## Exercise prompt
Extract each line of the records below that contains the word "Déplacement".

## Available data
+-------+
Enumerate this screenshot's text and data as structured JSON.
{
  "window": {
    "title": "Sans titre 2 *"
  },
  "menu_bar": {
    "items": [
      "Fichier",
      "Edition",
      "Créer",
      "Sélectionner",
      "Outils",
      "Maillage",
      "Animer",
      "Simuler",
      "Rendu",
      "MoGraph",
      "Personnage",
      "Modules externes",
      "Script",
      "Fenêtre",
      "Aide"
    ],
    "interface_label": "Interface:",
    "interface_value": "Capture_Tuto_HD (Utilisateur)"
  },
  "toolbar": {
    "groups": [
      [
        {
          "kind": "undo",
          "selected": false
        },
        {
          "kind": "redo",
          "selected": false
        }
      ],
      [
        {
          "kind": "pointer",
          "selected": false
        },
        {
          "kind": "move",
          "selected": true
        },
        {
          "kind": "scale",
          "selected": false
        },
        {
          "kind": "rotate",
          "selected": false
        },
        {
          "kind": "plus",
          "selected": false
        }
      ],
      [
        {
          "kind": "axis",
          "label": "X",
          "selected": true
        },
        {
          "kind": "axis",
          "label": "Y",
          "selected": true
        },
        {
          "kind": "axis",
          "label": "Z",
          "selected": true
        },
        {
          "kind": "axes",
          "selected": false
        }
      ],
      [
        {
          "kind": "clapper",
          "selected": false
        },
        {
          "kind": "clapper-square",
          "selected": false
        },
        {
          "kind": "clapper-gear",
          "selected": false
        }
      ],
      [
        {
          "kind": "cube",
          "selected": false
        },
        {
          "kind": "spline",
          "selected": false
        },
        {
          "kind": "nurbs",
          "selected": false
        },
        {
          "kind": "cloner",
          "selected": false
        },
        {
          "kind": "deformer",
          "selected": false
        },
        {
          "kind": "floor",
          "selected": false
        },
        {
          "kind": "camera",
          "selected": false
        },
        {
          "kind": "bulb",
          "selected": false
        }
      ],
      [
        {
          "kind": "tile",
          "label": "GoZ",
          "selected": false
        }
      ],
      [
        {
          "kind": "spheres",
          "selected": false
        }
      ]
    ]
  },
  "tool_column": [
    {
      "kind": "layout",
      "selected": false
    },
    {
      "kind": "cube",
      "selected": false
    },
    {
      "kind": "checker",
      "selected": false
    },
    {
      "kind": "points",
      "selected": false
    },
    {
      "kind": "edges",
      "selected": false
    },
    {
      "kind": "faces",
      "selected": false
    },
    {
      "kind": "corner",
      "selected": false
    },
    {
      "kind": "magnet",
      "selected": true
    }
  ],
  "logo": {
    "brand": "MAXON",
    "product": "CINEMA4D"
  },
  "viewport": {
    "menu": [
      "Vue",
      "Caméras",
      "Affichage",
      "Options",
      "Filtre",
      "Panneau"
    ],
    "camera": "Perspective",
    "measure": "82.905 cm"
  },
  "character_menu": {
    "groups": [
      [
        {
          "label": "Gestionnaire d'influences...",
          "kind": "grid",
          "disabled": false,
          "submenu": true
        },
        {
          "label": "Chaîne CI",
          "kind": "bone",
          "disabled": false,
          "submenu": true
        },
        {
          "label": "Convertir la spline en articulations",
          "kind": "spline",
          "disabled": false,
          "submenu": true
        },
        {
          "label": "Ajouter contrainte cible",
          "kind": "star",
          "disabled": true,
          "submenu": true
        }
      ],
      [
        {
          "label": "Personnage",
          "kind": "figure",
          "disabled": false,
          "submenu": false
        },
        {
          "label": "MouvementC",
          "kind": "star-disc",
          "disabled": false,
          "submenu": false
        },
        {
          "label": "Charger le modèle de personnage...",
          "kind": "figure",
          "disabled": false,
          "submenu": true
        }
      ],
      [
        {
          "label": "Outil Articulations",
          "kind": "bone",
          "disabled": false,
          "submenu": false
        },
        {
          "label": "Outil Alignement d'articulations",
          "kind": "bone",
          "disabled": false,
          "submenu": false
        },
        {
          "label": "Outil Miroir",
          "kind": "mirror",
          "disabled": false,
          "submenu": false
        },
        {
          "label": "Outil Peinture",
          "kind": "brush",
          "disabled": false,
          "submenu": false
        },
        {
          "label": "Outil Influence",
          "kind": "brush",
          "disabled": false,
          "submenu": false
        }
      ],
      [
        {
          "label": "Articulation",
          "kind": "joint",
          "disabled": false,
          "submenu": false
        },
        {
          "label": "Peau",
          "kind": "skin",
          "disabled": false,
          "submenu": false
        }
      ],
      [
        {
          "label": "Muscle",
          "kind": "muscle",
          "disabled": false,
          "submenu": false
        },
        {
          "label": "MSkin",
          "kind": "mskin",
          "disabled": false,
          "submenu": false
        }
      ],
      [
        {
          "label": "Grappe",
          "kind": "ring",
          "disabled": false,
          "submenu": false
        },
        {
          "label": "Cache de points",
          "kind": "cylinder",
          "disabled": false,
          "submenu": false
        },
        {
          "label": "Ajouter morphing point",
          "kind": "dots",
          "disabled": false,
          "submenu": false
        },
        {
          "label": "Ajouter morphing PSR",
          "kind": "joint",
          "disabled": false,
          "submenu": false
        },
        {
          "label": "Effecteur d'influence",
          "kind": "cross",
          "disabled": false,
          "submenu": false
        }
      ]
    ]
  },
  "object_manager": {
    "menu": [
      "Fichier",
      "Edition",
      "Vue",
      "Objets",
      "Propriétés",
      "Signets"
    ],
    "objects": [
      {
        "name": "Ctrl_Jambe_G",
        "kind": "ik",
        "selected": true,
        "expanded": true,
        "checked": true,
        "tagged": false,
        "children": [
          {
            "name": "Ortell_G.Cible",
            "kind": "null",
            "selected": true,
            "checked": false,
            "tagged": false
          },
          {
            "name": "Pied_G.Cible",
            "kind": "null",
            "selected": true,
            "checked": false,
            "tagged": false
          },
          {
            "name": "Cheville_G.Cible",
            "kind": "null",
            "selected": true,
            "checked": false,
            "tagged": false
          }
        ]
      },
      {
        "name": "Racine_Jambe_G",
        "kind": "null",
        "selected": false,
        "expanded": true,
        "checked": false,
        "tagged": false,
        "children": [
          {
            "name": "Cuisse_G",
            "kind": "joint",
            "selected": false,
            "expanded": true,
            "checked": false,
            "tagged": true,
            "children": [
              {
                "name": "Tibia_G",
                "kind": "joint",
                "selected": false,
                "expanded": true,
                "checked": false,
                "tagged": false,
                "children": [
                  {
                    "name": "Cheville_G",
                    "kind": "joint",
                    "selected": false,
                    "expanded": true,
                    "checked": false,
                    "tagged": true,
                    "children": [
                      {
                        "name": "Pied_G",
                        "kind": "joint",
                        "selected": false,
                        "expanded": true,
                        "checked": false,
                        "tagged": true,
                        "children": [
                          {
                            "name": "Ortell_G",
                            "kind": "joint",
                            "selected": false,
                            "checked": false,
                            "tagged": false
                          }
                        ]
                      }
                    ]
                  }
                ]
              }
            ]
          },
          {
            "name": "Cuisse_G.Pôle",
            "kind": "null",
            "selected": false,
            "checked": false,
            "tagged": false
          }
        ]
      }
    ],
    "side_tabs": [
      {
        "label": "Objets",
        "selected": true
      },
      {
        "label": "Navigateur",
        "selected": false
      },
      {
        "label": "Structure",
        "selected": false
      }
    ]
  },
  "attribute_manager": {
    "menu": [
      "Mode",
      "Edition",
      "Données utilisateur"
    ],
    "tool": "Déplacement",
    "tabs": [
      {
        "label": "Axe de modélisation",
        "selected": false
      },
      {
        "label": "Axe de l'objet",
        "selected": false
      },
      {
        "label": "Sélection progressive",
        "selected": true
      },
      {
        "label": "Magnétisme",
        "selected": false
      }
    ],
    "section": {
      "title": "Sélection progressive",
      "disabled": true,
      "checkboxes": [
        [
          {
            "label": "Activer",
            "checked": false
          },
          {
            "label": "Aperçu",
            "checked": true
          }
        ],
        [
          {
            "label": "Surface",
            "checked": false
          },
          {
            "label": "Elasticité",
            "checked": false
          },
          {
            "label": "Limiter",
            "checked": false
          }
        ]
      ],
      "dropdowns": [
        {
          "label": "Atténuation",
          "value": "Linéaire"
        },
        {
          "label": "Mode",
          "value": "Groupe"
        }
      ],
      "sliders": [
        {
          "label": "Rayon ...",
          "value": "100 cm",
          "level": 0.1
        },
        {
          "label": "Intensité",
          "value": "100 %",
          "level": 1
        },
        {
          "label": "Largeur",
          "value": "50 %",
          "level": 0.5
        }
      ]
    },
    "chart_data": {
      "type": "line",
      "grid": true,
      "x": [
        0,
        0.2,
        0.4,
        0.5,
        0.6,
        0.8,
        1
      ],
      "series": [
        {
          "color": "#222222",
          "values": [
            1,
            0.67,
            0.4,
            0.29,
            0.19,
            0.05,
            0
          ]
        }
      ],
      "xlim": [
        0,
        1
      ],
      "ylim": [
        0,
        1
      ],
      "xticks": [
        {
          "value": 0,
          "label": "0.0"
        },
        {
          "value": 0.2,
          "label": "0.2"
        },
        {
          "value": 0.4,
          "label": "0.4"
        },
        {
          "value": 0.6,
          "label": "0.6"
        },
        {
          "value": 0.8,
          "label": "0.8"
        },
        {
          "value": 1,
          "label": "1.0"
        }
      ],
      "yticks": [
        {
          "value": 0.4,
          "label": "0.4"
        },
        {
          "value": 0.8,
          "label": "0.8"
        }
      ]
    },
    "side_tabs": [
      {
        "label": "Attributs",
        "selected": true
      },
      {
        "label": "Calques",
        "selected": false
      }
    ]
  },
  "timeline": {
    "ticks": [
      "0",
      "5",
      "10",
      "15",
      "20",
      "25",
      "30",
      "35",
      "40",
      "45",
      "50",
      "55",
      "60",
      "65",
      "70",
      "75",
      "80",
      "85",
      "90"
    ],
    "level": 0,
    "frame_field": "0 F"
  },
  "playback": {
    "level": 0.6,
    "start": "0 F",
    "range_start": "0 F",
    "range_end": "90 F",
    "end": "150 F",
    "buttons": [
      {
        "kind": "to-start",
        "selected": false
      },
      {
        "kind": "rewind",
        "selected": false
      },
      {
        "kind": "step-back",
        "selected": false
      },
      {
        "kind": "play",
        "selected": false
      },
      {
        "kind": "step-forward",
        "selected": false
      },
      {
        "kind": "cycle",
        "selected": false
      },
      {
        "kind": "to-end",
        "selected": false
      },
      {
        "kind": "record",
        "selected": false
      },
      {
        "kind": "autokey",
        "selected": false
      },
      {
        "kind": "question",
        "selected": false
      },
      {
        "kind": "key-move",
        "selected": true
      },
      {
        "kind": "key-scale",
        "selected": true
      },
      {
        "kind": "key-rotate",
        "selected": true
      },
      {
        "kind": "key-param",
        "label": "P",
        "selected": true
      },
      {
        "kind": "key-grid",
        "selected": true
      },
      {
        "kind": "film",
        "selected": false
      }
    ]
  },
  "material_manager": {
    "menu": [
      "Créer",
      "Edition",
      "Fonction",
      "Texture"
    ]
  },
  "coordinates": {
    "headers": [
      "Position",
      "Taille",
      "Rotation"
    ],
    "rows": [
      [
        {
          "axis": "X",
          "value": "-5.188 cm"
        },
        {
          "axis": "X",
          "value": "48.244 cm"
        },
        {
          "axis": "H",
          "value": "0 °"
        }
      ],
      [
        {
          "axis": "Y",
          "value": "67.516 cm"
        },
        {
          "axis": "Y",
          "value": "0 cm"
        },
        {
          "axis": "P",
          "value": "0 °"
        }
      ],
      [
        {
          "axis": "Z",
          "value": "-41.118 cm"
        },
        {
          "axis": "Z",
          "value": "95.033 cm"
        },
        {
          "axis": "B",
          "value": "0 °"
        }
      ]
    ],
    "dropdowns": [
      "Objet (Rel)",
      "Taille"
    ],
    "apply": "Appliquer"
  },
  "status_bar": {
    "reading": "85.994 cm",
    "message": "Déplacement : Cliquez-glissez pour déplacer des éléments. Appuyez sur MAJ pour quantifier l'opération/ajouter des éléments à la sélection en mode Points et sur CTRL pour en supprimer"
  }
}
+-------+
## Final answer
    "tool": "Déplacement",
    "message": "Déplacement : Cliquez-glissez pour déplacer des éléments. Appuyez sur MAJ pour quantifier l'opération/ajouter des éléments à la sélection en mode Points et sur CTRL pour en supprimer"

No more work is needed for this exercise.